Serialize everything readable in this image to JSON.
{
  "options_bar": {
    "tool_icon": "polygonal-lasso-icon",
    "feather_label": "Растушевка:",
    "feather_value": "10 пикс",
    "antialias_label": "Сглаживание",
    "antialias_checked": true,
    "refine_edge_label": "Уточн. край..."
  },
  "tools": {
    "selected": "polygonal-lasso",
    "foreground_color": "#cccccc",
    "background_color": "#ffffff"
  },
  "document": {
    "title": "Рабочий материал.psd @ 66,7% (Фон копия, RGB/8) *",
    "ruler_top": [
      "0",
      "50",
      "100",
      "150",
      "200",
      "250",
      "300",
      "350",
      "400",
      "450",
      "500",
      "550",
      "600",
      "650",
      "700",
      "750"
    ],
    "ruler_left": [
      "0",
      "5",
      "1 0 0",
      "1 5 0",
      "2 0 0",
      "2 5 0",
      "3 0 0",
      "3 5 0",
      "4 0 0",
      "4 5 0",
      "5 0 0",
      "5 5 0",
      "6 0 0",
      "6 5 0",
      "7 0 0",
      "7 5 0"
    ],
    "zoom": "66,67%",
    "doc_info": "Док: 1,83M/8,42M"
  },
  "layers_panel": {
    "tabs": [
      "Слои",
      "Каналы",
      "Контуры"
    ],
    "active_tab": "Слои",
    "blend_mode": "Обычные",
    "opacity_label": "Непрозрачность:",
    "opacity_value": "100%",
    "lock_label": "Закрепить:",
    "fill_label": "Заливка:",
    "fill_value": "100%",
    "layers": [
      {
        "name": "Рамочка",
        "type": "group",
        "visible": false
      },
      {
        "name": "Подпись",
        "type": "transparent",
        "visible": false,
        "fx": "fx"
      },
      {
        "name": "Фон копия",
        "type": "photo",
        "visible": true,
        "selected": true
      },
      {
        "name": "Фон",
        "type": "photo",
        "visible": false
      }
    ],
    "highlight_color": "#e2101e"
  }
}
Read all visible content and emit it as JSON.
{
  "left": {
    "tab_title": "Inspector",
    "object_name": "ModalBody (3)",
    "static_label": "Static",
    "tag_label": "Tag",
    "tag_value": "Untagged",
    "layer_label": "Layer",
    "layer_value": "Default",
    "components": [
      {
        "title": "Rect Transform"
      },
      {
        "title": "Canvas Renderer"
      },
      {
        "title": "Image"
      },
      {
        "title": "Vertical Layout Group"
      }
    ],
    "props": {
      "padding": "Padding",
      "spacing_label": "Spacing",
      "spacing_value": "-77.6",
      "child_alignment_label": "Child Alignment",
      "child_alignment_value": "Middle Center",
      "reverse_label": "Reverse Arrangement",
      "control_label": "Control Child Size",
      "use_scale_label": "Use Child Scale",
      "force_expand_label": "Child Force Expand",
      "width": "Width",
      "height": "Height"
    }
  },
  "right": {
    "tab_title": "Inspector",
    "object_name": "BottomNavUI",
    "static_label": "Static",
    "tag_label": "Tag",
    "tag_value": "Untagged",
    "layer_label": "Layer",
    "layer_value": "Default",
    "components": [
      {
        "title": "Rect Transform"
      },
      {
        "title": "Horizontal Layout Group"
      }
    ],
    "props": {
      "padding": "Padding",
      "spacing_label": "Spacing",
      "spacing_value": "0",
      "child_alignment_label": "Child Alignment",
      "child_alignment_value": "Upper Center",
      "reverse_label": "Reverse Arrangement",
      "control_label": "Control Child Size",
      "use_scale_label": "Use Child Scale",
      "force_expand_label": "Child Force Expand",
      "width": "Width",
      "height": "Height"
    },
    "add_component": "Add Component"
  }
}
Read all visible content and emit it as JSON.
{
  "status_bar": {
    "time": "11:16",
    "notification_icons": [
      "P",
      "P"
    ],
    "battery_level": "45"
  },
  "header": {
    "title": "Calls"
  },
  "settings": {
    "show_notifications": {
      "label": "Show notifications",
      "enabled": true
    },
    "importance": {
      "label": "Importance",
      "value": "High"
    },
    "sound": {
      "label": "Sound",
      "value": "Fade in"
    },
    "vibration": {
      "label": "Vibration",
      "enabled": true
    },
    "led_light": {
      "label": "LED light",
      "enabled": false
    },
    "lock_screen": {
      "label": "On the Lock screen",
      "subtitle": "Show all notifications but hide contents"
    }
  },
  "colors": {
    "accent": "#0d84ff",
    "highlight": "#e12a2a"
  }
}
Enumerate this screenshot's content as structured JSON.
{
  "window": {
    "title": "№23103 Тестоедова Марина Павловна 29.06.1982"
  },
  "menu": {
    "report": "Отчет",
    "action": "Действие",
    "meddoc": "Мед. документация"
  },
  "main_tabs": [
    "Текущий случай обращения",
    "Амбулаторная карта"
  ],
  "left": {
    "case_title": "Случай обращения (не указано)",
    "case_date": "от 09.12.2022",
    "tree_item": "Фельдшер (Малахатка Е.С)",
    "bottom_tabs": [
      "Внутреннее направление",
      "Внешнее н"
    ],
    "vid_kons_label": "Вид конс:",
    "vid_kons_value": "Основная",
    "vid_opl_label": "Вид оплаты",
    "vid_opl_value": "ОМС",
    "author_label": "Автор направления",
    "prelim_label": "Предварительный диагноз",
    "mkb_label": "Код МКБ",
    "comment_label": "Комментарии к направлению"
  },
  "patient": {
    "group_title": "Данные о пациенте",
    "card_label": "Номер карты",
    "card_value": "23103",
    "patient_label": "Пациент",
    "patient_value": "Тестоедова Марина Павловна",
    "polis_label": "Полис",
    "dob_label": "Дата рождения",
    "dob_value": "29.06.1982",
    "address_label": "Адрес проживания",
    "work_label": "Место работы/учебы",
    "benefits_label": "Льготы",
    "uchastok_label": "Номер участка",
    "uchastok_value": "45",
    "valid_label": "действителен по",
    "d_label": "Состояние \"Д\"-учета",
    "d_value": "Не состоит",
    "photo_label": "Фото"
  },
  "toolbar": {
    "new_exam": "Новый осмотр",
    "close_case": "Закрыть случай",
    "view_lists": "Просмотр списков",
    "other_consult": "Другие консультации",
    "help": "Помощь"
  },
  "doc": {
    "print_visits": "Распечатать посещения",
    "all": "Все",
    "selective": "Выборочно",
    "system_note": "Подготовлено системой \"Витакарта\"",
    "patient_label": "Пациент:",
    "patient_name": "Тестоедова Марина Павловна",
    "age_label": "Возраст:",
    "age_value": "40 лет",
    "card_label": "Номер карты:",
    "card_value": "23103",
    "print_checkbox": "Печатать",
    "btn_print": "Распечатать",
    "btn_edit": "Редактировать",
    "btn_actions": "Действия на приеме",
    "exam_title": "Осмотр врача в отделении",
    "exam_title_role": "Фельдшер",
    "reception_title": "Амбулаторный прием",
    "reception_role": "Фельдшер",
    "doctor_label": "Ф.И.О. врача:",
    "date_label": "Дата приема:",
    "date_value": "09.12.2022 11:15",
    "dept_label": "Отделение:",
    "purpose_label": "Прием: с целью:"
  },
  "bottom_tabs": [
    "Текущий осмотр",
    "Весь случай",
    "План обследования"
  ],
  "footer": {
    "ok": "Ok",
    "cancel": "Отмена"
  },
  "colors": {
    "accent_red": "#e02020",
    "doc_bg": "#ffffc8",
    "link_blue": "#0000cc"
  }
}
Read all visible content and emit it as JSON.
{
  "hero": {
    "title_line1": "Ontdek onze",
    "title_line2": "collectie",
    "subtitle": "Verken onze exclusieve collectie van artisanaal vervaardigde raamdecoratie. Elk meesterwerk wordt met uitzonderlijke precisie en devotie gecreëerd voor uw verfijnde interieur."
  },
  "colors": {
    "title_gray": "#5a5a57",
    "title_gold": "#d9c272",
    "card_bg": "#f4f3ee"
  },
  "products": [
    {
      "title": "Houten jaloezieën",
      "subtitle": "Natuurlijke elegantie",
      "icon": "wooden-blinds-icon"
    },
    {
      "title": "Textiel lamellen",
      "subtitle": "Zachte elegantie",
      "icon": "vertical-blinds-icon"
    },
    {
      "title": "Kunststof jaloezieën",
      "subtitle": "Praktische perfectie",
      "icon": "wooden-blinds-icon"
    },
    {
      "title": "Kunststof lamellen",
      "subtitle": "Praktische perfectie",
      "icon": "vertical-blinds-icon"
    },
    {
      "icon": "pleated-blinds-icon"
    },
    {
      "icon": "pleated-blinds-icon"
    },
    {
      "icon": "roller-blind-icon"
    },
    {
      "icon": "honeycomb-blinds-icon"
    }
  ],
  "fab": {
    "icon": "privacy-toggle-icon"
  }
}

WHAT THE EXERCISE ASKS
Each line that holds the word "onze" should be extracted from the records.

SOLUTION TO THIS PROBLEM
    "title_line1": "Ontdek onze",
    "subtitle": "Verken onze exclusieve collectie van artisanaal vervaardigde raamdecoratie. Elk meesterwerk wordt met uitzonderlijke precisie en devotie gecreëerd voor uw verfijnde interieur."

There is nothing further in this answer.